**Records to use:**
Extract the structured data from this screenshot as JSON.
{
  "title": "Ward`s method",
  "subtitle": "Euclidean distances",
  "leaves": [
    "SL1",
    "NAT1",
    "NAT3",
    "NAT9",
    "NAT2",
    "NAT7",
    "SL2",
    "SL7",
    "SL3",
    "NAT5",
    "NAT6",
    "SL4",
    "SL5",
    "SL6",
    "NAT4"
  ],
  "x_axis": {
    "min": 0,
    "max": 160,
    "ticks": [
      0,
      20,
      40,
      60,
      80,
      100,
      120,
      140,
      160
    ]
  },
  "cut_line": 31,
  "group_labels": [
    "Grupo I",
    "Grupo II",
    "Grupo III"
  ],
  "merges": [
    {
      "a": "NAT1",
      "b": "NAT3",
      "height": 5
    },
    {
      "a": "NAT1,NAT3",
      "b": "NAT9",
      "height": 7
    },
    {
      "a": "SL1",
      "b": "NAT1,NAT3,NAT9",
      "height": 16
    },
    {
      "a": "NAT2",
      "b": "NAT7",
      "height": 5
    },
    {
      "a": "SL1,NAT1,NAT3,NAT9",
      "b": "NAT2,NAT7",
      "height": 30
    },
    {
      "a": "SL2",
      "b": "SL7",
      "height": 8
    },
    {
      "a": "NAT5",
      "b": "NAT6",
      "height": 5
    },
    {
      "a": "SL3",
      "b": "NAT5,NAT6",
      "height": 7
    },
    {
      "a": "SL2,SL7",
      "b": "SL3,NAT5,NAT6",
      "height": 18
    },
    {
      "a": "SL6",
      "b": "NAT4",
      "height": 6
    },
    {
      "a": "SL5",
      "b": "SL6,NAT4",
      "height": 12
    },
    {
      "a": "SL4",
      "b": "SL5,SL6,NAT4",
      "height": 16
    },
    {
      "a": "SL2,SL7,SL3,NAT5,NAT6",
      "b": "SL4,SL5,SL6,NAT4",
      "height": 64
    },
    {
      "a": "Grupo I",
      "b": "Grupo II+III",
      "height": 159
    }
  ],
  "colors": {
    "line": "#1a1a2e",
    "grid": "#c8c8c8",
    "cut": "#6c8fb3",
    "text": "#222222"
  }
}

**The exercise:** Pick out all the lines with the word "Grupo" in them and copy them.

**Completed exercise:**
    "Grupo I",
    "Grupo II",
    "Grupo III"
      "a": "Grupo I",
      "b": "Grupo II+III",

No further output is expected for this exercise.